## [Exercise instructions]
Reproduce all entries verbatim, with nothing added or dropped.

## [Data for the task]
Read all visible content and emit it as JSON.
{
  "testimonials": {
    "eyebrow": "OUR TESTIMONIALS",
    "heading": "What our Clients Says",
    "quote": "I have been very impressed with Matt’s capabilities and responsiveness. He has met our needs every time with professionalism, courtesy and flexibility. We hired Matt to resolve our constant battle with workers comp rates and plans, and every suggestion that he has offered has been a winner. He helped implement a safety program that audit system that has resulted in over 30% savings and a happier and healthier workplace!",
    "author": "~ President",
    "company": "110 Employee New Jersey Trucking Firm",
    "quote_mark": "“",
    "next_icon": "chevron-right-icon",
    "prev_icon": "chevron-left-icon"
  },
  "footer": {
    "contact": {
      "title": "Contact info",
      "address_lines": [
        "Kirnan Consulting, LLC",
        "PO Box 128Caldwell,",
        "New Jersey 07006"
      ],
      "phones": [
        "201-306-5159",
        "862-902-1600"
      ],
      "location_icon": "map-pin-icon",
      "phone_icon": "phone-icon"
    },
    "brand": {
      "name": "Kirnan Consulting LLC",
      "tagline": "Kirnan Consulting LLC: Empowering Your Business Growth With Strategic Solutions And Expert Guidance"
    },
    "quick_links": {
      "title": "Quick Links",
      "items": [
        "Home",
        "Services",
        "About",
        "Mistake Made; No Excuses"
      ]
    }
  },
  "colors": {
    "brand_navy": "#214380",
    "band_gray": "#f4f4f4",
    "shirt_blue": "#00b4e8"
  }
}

## [Written solution]
Read all visible content and emit it as JSON.
{
  "testimonials": {
    "eyebrow": "OUR TESTIMONIALS",
    "heading": "What our Clients Says",
    "quote": "I have been very impressed with Matt’s capabilities and responsiveness. He has met our needs every time with professionalism, courtesy and flexibility. We hired Matt to resolve our constant battle with workers comp rates and plans, and every suggestion that he has offered has been a winner. He helped implement a safety program that audit system that has resulted in over 30% savings and a happier and healthier workplace!",
    "author": "~ President",
    "company": "110 Employee New Jersey Trucking Firm",
    "quote_mark": "“",
    "next_icon": "chevron-right-icon",
    "prev_icon": "chevron-left-icon"
  },
  "footer": {
    "contact": {
      "title": "Contact info",
      "address_lines": [
        "Kirnan Consulting, LLC",
        "PO Box 128Caldwell,",
        "New Jersey 07006"
      ],
      "phones": [
        "201-306-5159",
        "862-902-1600"
      ],
      "location_icon": "map-pin-icon",
      "phone_icon": "phone-icon"
    },
    "brand": {
      "name": "Kirnan Consulting LLC",
      "tagline": "Kirnan Consulting LLC: Empowering Your Business Growth With Strategic Solutions And Expert Guidance"
    },
    "quick_links": {
      "title": "Quick Links",
      "items": [
        "Home",
        "Services",
        "About",
        "Mistake Made; No Excuses"
      ]
    }
  },
  "colors": {
    "brand_navy": "#214380",
    "band_gray": "#f4f4f4",
    "shirt_blue": "#00b4e8"
  }
}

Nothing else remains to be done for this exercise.